**Stated task:** Print every entry exactly as written.

====== Information supplied ======

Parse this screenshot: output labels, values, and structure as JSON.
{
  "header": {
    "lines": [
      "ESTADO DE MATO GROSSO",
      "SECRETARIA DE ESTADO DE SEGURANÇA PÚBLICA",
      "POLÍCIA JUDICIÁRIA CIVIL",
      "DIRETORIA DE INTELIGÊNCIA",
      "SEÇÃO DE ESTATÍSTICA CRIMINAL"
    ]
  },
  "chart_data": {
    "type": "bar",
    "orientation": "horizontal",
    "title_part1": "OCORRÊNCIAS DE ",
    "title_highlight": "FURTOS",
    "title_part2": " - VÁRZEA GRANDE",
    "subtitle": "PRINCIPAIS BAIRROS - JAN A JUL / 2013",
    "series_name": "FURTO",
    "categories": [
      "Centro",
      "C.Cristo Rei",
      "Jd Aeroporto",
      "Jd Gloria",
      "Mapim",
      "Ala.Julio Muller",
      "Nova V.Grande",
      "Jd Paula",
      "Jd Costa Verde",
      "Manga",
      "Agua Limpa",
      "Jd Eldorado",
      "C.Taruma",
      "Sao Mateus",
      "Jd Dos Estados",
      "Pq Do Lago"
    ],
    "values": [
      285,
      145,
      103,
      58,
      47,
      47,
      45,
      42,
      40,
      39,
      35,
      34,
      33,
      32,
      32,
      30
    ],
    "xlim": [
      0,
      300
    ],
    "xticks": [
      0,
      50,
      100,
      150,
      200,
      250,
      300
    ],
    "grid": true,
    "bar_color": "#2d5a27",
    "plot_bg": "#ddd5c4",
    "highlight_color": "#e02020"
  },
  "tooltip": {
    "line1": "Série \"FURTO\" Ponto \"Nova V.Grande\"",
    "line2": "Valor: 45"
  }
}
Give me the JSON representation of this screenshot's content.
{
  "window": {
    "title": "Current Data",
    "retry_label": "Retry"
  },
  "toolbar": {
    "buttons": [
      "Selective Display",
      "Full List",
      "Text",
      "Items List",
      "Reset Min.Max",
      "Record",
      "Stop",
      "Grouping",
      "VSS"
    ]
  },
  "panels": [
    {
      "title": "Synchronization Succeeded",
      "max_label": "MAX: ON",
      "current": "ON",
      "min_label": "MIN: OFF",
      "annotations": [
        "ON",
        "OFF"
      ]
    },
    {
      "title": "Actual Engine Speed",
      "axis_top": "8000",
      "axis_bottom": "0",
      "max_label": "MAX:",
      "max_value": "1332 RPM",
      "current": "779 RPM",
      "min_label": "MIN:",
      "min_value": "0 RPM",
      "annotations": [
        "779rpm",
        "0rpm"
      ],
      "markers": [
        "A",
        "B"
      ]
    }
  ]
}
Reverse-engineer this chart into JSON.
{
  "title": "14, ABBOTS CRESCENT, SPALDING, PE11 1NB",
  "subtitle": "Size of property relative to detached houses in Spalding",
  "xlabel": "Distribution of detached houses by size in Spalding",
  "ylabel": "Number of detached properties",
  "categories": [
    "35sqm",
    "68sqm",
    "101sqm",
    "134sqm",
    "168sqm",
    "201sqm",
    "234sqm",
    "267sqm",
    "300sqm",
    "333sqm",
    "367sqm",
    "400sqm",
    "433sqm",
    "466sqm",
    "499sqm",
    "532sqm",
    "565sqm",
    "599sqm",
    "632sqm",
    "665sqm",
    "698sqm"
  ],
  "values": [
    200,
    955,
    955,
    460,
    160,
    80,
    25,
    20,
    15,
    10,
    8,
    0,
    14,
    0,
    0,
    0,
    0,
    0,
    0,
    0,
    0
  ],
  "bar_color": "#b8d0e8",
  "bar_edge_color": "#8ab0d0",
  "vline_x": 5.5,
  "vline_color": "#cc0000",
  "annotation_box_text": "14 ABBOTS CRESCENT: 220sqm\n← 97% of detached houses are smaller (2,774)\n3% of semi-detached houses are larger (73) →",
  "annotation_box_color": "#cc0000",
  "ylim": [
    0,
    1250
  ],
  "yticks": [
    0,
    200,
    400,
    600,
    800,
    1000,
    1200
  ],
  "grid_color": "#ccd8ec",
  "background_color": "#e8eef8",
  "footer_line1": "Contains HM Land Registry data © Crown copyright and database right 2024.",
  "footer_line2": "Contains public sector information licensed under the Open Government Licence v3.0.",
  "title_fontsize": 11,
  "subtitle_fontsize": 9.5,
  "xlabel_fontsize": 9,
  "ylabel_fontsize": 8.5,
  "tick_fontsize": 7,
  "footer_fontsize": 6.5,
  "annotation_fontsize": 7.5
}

======

**Answer:**
Parse this screenshot: output labels, values, and structure as JSON.
{
  "header": {
    "lines": [
      "ESTADO DE MATO GROSSO",
      "SECRETARIA DE ESTADO DE SEGURANÇA PÚBLICA",
      "POLÍCIA JUDICIÁRIA CIVIL",
      "DIRETORIA DE INTELIGÊNCIA",
      "SEÇÃO DE ESTATÍSTICA CRIMINAL"
    ]
  },
  "chart_data": {
    "type": "bar",
    "orientation": "horizontal",
    "title_part1": "OCORRÊNCIAS DE ",
    "title_highlight": "FURTOS",
    "title_part2": " - VÁRZEA GRANDE",
    "subtitle": "PRINCIPAIS BAIRROS - JAN A JUL / 2013",
    "series_name": "FURTO",
    "categories": [
      "Centro",
      "C.Cristo Rei",
      "Jd Aeroporto",
      "Jd Gloria",
      "Mapim",
      "Ala.Julio Muller",
      "Nova V.Grande",
      "Jd Paula",
      "Jd Costa Verde",
      "Manga",
      "Agua Limpa",
      "Jd Eldorado",
      "C.Taruma",
      "Sao Mateus",
      "Jd Dos Estados",
      "Pq Do Lago"
    ],
    "values": [
      285,
      145,
      103,
      58,
      47,
      47,
      45,
      42,
      40,
      39,
      35,
      34,
      33,
      32,
      32,
      30
    ],
    "xlim": [
      0,
      300
    ],
    "xticks": [
      0,
      50,
      100,
      150,
      200,
      250,
      300
    ],
    "grid": true,
    "bar_color": "#2d5a27",
    "plot_bg": "#ddd5c4",
    "highlight_color": "#e02020"
  },
  "tooltip": {
    "line1": "Série \"FURTO\" Ponto \"Nova V.Grande\"",
    "line2": "Valor: 45"
  }
}
Give me the JSON representation of this screenshot's content.
{
  "window": {
    "title": "Current Data",
    "retry_label": "Retry"
  },
  "toolbar": {
    "buttons": [
      "Selective Display",
      "Full List",
      "Text",
      "Items List",
      "Reset Min.Max",
      "Record",
      "Stop",
      "Grouping",
      "VSS"
    ]
  },
  "panels": [
    {
      "title": "Synchronization Succeeded",
      "max_label": "MAX: ON",
      "current": "ON",
      "min_label": "MIN: OFF",
      "annotations": [
        "ON",
        "OFF"
      ]
    },
    {
      "title": "Actual Engine Speed",
      "axis_top": "8000",
      "axis_bottom": "0",
      "max_label": "MAX:",
      "max_value": "1332 RPM",
      "current": "779 RPM",
      "min_label": "MIN:",
      "min_value": "0 RPM",
      "annotations": [
        "779rpm",
        "0rpm"
      ],
      "markers": [
        "A",
        "B"
      ]
    }
  ]
}
Reverse-engineer this chart into JSON.
{
  "title": "14, ABBOTS CRESCENT, SPALDING, PE11 1NB",
  "subtitle": "Size of property relative to detached houses in Spalding",
  "xlabel": "Distribution of detached houses by size in Spalding",
  "ylabel": "Number of detached properties",
  "categories": [
    "35sqm",
    "68sqm",
    "101sqm",
    "134sqm",
    "168sqm",
    "201sqm",
    "234sqm",
    "267sqm",
    "300sqm",
    "333sqm",
    "367sqm",
    "400sqm",
    "433sqm",
    "466sqm",
    "499sqm",
    "532sqm",
    "565sqm",
    "599sqm",
    "632sqm",
    "665sqm",
    "698sqm"
  ],
  "values": [
    200,
    955,
    955,
    460,
    160,
    80,
    25,
    20,
    15,
    10,
    8,
    0,
    14,
    0,
    0,
    0,
    0,
    0,
    0,
    0,
    0
  ],
  "bar_color": "#b8d0e8",
  "bar_edge_color": "#8ab0d0",
  "vline_x": 5.5,
  "vline_color": "#cc0000",
  "annotation_box_text": "14 ABBOTS CRESCENT: 220sqm\n← 97% of detached houses are smaller (2,774)\n3% of semi-detached houses are larger (73) →",
  "annotation_box_color": "#cc0000",
  "ylim": [
    0,
    1250
  ],
  "yticks": [
    0,
    200,
    400,
    600,
    800,
    1000,
    1200
  ],
  "grid_color": "#ccd8ec",
  "background_color": "#e8eef8",
  "footer_line1": "Contains HM Land Registry data © Crown copyright and database right 2024.",
  "footer_line2": "Contains public sector information licensed under the Open Government Licence v3.0.",
  "title_fontsize": 11,
  "subtitle_fontsize": 9.5,
  "xlabel_fontsize": 9,
  "ylabel_fontsize": 8.5,
  "tick_fontsize": 7,
  "footer_fontsize": 6.5,
  "annotation_fontsize": 7.5
}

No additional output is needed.